● Selected passage:
+===+
Background

According to population statistics, individuals 85 years and older (oldest old) make up 1.8% of the total population but they account for 8% of all hospital discharges [1]. The oldest old age group is the fastest growing segment of the elderly population [2, 3]. As the geriatric population continues to grow, the number of oldest old patients admitted to the intensive care unit (ICU) will increase accordingly.

Sepsis is the leading cause of mortality in critically ill patients. Despite that the overall mortality rate of sepsis patients is declining, the incidence of sepsis and the number of sepsis-related deaths are still increasing [4]. The elderly, especially those older than 80 years of age, frequently display non-specific signs and symptoms of acute infection that often present the physician with a diagnostic challenge [5]. The ability to diagnose or exclude suspected sepsis is vitally important for patient outcomes.

Procalcitonin (PCT) and high-sensitivity C-reactive protein (hs-CRP) are the most frequently used biomarkers for critically ill patients in whom sepsis is suspected [6]. PCT is usually considered to have a higher capacity than hs-CRP in the diagnosis of sepsis [7, 8]. However, whether PCT is still more useful than hs-CRP in diagnosing sepsis in oldest old patients has not been investigated. We hereby performed this study to compare the efficacy of PCT and hs-CRP in the diagnosis of sepsis and septic shock in oldest old patients.
+===+
● Listed records:

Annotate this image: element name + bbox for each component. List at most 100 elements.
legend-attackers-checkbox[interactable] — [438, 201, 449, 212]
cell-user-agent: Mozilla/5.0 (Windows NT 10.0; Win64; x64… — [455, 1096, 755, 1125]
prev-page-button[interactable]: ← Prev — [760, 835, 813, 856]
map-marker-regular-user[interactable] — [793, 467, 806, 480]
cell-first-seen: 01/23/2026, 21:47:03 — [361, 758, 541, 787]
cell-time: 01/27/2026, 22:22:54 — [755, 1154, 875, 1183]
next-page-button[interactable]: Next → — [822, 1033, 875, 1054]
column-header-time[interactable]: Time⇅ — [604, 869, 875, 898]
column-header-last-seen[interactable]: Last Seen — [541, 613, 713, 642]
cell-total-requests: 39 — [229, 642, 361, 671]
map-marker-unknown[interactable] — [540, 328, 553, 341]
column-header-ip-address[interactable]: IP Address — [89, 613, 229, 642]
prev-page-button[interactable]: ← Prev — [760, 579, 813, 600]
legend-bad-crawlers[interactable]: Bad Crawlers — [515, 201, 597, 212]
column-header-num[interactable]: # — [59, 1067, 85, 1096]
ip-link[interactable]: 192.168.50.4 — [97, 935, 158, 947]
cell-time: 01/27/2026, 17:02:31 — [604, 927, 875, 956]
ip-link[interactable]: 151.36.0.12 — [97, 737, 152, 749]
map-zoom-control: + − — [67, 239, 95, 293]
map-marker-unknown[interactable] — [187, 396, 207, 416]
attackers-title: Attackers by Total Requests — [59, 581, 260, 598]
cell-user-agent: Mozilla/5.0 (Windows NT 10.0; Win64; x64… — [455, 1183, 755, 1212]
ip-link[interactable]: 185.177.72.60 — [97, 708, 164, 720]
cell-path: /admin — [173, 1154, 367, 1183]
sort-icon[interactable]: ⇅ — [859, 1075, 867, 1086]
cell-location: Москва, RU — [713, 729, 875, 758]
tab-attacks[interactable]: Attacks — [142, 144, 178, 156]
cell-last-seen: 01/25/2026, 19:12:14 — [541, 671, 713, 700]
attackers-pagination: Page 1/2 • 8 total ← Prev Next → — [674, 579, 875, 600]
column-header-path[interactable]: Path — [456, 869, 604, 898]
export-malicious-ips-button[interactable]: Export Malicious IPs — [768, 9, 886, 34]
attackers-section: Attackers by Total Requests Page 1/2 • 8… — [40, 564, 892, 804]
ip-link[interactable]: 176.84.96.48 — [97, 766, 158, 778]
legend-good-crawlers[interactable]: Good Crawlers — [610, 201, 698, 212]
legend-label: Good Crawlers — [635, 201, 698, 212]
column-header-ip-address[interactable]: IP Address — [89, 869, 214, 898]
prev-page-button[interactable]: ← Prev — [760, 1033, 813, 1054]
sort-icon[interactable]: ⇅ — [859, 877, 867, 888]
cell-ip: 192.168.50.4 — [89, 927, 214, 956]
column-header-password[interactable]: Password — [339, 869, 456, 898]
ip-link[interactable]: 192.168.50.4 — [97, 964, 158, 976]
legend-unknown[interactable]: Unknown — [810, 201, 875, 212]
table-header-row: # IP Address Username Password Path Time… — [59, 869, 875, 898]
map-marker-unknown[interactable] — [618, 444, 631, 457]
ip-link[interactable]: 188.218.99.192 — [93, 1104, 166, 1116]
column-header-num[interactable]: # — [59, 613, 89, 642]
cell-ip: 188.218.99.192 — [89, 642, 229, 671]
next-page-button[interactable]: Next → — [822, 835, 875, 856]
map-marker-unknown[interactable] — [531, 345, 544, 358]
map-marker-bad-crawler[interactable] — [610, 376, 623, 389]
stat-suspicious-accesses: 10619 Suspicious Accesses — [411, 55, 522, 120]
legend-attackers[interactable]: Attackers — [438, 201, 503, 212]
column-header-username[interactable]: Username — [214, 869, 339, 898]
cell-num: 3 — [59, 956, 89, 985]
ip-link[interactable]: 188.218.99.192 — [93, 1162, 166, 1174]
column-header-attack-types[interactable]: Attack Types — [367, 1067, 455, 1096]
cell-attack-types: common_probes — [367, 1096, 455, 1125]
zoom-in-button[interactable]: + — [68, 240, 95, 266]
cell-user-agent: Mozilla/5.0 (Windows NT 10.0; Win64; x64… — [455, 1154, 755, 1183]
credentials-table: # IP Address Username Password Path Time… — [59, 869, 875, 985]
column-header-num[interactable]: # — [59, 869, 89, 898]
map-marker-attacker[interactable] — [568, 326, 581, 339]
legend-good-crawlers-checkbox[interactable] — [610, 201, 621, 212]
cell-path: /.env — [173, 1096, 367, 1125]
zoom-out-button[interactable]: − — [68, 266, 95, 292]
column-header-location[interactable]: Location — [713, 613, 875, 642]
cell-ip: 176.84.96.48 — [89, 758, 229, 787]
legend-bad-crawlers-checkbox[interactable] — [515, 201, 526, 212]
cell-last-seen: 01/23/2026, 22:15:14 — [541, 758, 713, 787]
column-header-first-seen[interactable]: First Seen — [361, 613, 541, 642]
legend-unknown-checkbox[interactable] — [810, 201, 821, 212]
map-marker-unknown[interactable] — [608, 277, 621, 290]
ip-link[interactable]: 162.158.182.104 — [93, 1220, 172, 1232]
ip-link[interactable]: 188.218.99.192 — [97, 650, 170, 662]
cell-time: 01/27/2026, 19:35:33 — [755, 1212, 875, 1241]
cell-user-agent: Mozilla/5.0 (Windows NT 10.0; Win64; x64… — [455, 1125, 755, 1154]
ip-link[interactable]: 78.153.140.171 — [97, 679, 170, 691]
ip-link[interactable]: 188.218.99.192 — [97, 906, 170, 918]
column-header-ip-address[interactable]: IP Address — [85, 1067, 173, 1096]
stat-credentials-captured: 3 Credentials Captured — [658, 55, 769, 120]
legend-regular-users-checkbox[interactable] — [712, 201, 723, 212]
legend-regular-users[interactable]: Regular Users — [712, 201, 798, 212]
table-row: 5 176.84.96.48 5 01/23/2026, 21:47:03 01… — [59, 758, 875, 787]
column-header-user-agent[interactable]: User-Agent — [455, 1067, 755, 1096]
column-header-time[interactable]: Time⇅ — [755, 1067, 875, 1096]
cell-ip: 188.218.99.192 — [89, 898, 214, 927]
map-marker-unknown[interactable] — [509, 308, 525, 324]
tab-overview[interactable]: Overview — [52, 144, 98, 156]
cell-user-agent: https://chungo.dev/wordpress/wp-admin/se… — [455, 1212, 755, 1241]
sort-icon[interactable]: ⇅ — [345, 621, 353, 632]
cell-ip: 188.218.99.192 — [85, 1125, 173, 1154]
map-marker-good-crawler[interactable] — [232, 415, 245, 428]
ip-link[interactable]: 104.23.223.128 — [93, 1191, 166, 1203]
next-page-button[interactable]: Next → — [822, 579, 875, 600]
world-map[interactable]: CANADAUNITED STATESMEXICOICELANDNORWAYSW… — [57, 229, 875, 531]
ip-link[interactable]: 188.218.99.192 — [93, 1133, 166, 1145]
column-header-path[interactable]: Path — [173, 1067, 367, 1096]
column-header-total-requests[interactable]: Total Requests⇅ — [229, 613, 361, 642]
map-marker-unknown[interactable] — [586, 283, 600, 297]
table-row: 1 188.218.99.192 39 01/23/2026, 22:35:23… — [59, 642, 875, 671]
+===+
● Exercise tasks:
[1] Answer these questions using the Background passage:
(a) What percentage of the total population do individuals 85 years and older make up?
(b) What is named as the leading cause of mortality in critically ill patients?
(c) Which biomarker is usually considered to have a higher capacity in the diagnosis of sepsis?
[2] Please copy word for word the stretch of the Background passage from "Sepsis is the" through "for patient outcomes.".

● Responses in order:
[1]
(a) 1.8%
(b) Sepsis
(c) Procalcitonin (PCT)

[2]
Sepsis is the leading cause of mortality in critically ill patients. Despite that the overall mortality rate of sepsis patients is declining, the incidence of sepsis and the number of sepsis-related deaths are still increasing [4]. The elderly, especially those older than 80 years of age, frequently display non-specific signs and symptoms of acute infection that often present the physician with a diagnostic challenge [5]. The ability to diagnose or exclude suspected sepsis is vitally important for patient outcomes.